• Given request:
Identify each line containing the word "Hidróxido" and copy it.
*** Records for the task ***
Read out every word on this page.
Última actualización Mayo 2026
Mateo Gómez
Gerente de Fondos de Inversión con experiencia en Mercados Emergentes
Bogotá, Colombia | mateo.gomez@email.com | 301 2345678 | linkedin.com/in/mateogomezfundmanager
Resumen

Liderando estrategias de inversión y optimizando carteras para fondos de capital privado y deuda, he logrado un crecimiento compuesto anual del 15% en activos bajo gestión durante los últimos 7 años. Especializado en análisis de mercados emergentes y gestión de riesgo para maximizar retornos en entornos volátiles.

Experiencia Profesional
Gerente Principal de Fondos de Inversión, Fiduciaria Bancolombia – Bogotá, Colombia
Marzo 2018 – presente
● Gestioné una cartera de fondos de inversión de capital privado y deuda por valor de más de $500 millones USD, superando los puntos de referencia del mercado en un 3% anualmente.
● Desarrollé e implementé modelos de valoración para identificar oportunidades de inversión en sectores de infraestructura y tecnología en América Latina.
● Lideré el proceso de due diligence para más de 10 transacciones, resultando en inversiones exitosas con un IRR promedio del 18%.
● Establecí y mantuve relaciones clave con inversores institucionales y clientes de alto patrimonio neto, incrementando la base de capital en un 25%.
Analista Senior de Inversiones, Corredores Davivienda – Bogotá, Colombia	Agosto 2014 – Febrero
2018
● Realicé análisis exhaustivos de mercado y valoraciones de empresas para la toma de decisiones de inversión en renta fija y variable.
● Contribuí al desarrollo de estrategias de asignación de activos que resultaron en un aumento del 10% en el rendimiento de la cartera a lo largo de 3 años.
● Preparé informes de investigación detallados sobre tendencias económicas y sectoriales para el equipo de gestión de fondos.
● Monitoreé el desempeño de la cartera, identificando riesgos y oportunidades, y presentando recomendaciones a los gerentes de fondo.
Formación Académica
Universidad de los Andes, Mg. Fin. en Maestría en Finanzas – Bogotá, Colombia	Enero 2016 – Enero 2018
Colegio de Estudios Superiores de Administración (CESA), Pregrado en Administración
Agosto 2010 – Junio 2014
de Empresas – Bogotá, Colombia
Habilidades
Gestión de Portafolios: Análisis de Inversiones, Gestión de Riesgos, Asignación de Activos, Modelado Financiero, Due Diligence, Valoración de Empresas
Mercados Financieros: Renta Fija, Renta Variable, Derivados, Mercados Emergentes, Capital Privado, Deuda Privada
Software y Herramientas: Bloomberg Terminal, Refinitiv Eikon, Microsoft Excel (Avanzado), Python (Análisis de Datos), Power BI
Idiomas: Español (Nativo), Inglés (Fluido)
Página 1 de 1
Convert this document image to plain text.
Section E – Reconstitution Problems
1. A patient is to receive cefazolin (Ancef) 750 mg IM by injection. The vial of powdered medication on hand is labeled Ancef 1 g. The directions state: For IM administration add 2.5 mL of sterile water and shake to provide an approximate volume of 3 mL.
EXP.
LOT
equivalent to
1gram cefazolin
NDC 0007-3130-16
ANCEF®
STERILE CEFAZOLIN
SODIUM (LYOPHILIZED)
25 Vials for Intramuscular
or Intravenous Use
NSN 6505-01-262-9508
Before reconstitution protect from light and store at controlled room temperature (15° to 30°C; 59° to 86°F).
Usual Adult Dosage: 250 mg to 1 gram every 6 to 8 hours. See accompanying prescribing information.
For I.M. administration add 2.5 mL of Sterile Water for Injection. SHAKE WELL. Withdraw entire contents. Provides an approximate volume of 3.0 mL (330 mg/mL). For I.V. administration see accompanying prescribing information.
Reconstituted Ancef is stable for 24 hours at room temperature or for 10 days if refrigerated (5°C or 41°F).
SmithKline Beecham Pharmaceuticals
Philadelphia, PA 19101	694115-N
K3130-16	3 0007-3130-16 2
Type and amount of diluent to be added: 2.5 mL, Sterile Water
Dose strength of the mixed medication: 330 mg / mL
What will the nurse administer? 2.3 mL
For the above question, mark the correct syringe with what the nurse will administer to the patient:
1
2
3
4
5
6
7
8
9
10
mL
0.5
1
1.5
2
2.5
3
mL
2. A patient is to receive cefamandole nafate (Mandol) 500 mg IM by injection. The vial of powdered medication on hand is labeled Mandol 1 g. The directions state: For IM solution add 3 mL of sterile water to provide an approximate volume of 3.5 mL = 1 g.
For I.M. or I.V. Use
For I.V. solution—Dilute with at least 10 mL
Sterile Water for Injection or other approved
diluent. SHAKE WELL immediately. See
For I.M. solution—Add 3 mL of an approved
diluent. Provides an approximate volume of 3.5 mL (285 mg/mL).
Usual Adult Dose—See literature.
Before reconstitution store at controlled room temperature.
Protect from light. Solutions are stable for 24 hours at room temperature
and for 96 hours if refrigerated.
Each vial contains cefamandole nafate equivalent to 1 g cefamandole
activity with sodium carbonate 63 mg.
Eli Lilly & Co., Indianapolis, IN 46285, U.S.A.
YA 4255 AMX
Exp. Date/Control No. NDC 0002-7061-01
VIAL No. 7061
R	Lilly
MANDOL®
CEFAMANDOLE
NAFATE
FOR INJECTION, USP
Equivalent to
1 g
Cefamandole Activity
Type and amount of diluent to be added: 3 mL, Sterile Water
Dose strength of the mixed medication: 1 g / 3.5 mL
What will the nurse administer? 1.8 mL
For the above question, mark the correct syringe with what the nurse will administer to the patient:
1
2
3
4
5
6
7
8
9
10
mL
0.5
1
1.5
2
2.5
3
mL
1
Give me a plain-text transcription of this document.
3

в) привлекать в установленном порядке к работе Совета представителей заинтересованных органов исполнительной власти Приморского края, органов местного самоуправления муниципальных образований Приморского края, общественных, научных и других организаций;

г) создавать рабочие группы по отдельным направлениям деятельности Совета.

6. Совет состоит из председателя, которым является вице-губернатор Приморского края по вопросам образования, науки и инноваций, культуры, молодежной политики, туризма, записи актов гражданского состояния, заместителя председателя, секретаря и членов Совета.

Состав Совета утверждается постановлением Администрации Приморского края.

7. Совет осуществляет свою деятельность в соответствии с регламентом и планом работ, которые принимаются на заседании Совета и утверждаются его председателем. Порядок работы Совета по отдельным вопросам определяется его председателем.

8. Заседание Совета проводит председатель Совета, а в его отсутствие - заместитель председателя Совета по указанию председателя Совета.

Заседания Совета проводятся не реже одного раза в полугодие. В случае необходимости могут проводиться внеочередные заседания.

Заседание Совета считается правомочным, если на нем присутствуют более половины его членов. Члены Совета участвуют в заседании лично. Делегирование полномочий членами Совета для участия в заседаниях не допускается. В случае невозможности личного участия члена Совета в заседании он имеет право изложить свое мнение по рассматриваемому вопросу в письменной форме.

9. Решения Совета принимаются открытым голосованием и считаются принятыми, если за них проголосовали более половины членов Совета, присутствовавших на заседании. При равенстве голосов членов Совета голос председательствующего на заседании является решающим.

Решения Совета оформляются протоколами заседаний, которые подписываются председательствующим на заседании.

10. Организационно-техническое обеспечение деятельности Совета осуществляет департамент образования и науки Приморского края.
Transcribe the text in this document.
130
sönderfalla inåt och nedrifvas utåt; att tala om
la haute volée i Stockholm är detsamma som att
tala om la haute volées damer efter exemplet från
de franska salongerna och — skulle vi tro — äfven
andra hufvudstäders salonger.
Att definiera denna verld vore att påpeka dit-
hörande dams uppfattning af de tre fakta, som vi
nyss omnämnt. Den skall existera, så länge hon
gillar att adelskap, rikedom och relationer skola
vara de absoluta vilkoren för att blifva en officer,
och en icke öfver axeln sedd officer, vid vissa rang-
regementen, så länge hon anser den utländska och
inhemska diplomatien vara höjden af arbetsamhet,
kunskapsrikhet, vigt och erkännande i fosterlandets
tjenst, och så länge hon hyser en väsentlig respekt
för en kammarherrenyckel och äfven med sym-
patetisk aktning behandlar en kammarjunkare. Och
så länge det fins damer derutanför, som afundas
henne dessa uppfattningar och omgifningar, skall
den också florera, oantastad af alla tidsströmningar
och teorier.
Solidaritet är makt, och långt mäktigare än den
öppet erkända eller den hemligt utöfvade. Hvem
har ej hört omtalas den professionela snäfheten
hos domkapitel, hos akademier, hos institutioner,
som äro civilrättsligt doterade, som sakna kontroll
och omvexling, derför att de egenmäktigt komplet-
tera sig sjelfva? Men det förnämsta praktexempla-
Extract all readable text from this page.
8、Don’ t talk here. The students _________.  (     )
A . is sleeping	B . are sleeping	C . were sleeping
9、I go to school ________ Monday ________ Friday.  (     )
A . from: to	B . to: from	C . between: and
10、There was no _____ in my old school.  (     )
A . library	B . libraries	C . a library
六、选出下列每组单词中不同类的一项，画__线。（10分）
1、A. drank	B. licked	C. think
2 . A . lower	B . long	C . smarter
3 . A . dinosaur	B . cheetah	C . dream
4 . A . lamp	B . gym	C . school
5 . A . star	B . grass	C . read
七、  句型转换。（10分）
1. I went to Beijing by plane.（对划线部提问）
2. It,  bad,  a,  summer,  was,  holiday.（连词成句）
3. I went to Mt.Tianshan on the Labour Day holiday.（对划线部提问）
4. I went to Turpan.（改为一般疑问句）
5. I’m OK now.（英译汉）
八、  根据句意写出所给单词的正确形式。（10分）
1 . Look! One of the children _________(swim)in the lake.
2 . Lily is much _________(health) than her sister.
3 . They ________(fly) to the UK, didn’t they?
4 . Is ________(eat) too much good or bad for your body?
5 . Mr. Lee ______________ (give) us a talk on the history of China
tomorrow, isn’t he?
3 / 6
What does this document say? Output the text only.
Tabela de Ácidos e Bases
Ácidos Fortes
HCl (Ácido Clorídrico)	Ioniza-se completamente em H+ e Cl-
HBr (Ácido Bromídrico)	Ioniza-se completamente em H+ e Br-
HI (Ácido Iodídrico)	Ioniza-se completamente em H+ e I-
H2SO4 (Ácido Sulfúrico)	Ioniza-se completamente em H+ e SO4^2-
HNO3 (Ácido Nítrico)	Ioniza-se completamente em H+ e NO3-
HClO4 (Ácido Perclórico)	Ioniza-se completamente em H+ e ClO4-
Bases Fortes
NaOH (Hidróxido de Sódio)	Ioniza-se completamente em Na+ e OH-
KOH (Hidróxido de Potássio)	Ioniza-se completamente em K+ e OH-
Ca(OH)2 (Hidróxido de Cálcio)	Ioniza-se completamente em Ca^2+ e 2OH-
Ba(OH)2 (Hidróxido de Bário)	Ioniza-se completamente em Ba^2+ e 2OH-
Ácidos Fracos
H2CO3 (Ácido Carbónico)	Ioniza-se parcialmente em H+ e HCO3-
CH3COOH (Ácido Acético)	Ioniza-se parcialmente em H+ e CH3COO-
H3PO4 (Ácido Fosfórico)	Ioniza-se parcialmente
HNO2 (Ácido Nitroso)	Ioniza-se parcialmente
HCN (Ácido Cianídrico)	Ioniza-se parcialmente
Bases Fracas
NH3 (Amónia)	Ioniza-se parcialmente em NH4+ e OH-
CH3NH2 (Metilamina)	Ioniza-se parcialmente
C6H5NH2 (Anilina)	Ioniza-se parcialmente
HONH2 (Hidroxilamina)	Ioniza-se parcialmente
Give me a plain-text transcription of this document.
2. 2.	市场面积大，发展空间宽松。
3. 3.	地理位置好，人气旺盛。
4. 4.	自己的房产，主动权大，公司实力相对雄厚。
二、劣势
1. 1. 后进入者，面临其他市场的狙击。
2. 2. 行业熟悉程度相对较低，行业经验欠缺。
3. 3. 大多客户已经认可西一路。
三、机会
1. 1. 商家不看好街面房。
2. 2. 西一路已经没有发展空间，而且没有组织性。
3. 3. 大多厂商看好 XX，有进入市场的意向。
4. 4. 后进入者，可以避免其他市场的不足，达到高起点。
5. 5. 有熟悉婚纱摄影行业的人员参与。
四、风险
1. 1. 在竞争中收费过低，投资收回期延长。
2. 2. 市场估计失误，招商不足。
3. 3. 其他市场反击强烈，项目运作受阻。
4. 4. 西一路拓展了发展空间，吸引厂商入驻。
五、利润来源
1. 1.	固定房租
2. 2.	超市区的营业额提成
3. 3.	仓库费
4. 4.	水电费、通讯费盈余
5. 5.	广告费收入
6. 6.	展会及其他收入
***
• Solution for this exercise:
NaOH (Hidróxido de Sódio)	Ioniza-se completamente em Na+ e OH-
KOH (Hidróxido de Potássio)	Ioniza-se completamente em K+ e OH-
Ca(OH)2 (Hidróxido de Cálcio)	Ioniza-se completamente em Ca^2+ e 2OH-
Ba(OH)2 (Hidróxido de Bário)	Ioniza-se completamente em Ba^2+ e 2OH-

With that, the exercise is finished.